__Supplied data__.
§

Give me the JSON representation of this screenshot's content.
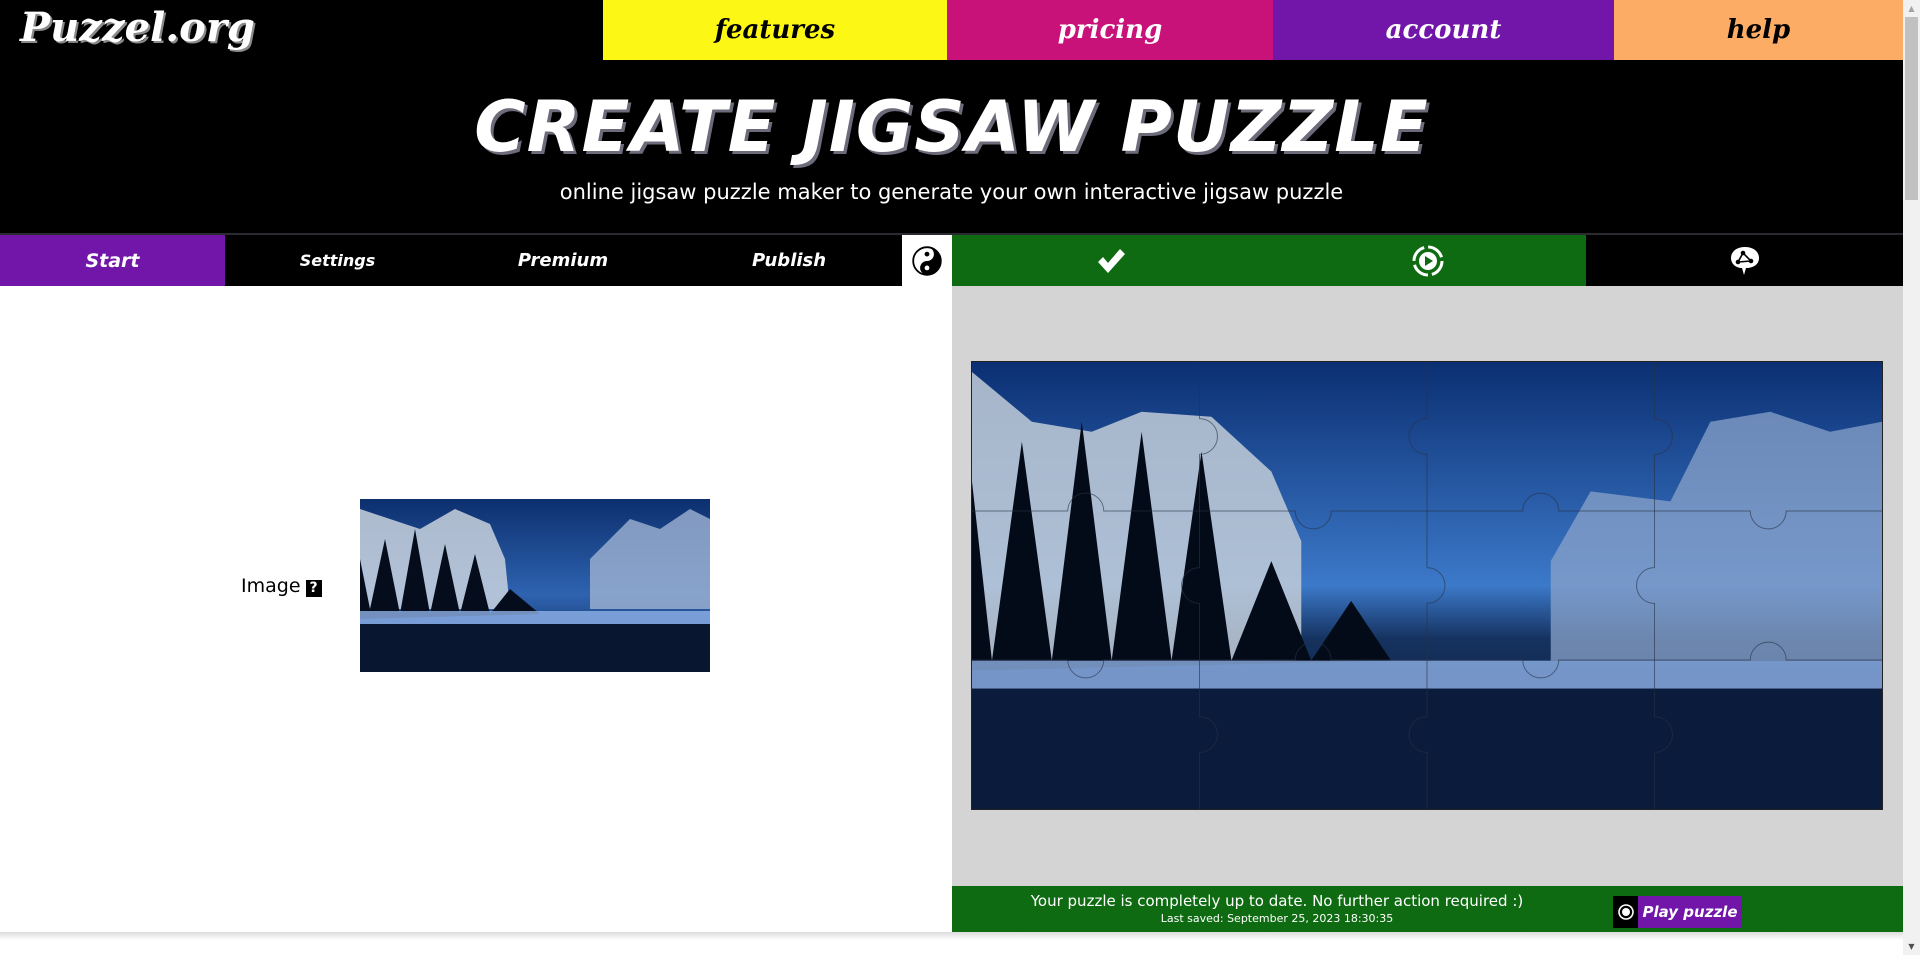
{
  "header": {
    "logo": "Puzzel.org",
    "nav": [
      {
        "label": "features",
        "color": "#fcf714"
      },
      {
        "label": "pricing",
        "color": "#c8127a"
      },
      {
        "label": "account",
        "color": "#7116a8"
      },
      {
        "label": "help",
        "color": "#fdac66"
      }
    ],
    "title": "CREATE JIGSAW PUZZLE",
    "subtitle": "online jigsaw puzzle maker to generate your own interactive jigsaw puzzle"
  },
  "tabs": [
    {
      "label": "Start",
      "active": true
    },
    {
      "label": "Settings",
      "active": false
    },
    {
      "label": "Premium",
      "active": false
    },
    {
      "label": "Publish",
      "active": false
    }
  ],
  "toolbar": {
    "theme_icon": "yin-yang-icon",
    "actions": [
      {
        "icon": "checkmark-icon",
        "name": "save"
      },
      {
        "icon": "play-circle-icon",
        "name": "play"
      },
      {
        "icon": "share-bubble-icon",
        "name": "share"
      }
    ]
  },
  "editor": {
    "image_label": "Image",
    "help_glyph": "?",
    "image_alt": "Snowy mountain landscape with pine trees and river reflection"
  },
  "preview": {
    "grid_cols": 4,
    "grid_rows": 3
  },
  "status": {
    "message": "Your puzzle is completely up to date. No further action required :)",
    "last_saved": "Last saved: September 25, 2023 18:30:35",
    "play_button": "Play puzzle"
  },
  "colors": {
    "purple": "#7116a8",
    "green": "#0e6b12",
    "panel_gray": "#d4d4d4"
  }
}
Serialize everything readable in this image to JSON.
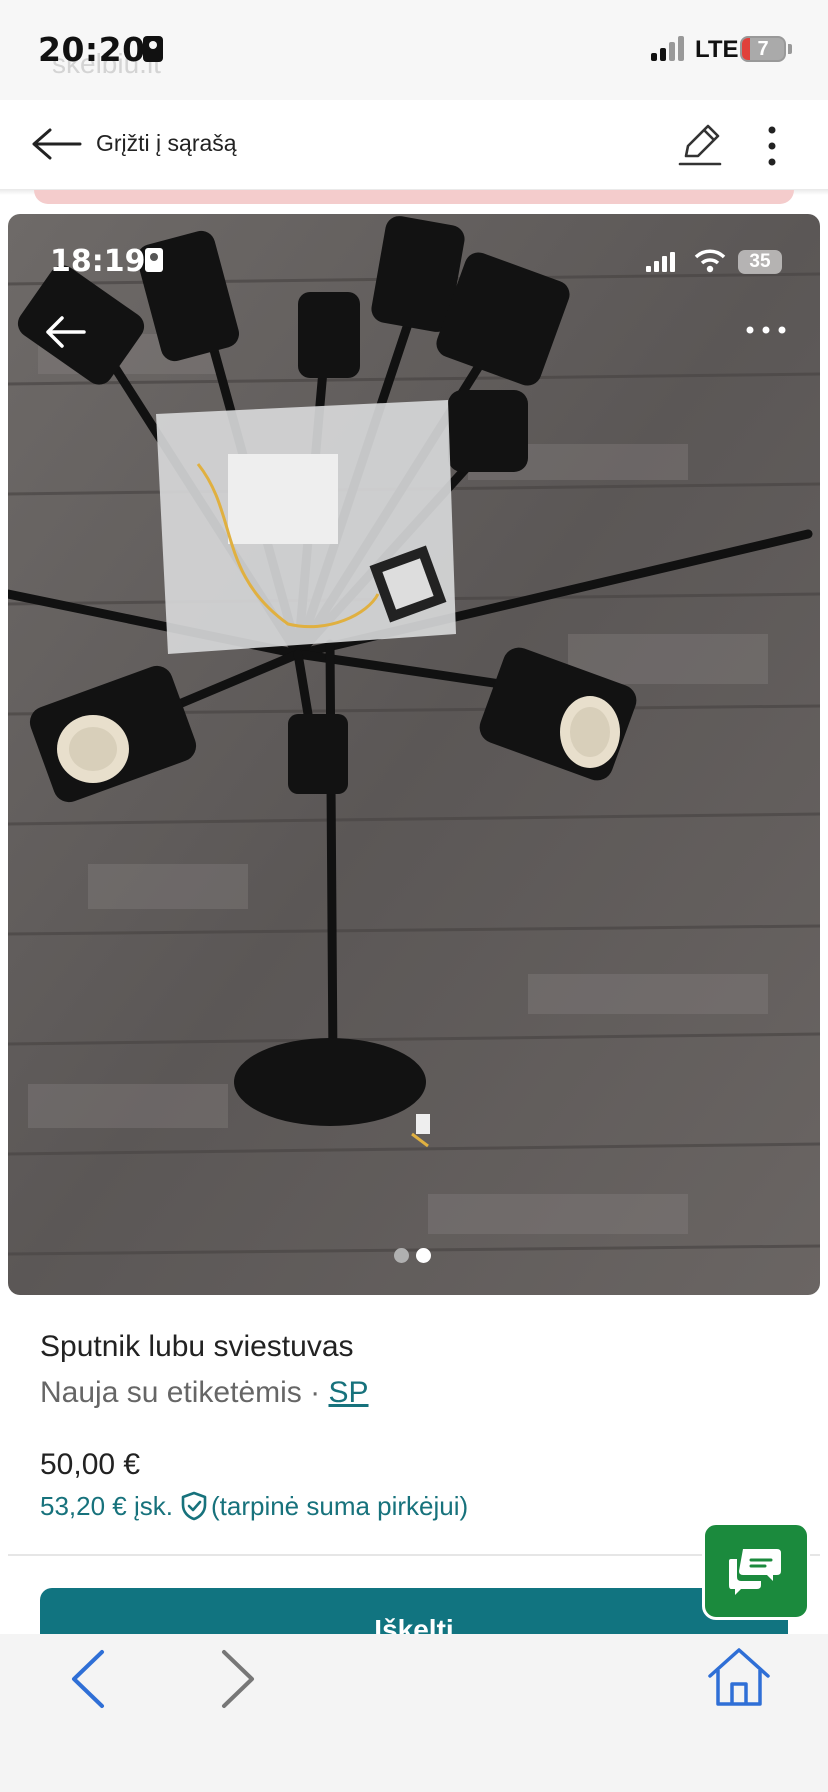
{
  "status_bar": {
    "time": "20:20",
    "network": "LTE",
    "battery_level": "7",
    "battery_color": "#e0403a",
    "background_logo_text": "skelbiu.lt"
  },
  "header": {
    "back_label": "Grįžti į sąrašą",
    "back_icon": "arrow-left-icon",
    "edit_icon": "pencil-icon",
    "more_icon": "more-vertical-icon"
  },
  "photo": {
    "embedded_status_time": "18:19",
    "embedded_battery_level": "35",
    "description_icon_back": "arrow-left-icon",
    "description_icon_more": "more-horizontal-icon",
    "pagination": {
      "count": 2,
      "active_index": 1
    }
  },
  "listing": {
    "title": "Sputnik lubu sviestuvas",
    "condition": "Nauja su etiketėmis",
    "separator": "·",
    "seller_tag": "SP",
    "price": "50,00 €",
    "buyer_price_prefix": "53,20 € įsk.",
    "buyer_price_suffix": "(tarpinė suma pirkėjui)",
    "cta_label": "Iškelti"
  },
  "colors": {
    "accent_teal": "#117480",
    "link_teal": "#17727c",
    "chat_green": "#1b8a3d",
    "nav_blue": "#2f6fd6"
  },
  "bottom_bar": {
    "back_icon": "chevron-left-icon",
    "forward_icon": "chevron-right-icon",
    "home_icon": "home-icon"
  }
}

§

__What you are asked to do__. Skip the pictures, then retype every line above exactly.

__Task result__.
Give me the JSON representation of this screenshot's content.
{
  "header": {
    "logo": "Puzzel.org",
    "nav": [
      {
        "label": "features",
        "color": "#fcf714"
      },
      {
        "label": "pricing",
        "color": "#c8127a"
      },
      {
        "label": "account",
        "color": "#7116a8"
      },
      {
        "label": "help",
        "color": "#fdac66"
      }
    ],
    "title": "CREATE JIGSAW PUZZLE",
    "subtitle": "online jigsaw puzzle maker to generate your own interactive jigsaw puzzle"
  },
  "tabs": [
    {
      "label": "Start",
      "active": true
    },
    {
      "label": "Settings",
      "active": false
    },
    {
      "label": "Premium",
      "active": false
    },
    {
      "label": "Publish",
      "active": false
    }
  ],
  "toolbar": {
    "theme_icon": "yin-yang-icon",
    "actions": [
      {
        "icon": "checkmark-icon",
        "name": "save"
      },
      {
        "icon": "play-circle-icon",
        "name": "play"
      },
      {
        "icon": "share-bubble-icon",
        "name": "share"
      }
    ]
  },
  "editor": {
    "image_label": "Image",
    "help_glyph": "?",
    "image_alt": "Snowy mountain landscape with pine trees and river reflection"
  },
  "preview": {
    "grid_cols": 4,
    "grid_rows": 3
  },
  "status": {
    "message": "Your puzzle is completely up to date. No further action required :)",
    "last_saved": "Last saved: September 25, 2023 18:30:35",
    "play_button": "Play puzzle"
  },
  "colors": {
    "purple": "#7116a8",
    "green": "#0e6b12",
    "panel_gray": "#d4d4d4"
  }
}
Serialize everything readable in this image to JSON.
{
  "status_bar": {
    "time": "20:20",
    "network": "LTE",
    "battery_level": "7",
    "battery_color": "#e0403a",
    "background_logo_text": "skelbiu.lt"
  },
  "header": {
    "back_label": "Grįžti į sąrašą",
    "back_icon": "arrow-left-icon",
    "edit_icon": "pencil-icon",
    "more_icon": "more-vertical-icon"
  },
  "photo": {
    "embedded_status_time": "18:19",
    "embedded_battery_level": "35",
    "description_icon_back": "arrow-left-icon",
    "description_icon_more": "more-horizontal-icon",
    "pagination": {
      "count": 2,
      "active_index": 1
    }
  },
  "listing": {
    "title": "Sputnik lubu sviestuvas",
    "condition": "Nauja su etiketėmis",
    "separator": "·",
    "seller_tag": "SP",
    "price": "50,00 €",
    "buyer_price_prefix": "53,20 € įsk.",
    "buyer_price_suffix": "(tarpinė suma pirkėjui)",
    "cta_label": "Iškelti"
  },
  "colors": {
    "accent_teal": "#117480",
    "link_teal": "#17727c",
    "chat_green": "#1b8a3d",
    "nav_blue": "#2f6fd6"
  },
  "bottom_bar": {
    "back_icon": "chevron-left-icon",
    "forward_icon": "chevron-right-icon",
    "home_icon": "home-icon"
  }
}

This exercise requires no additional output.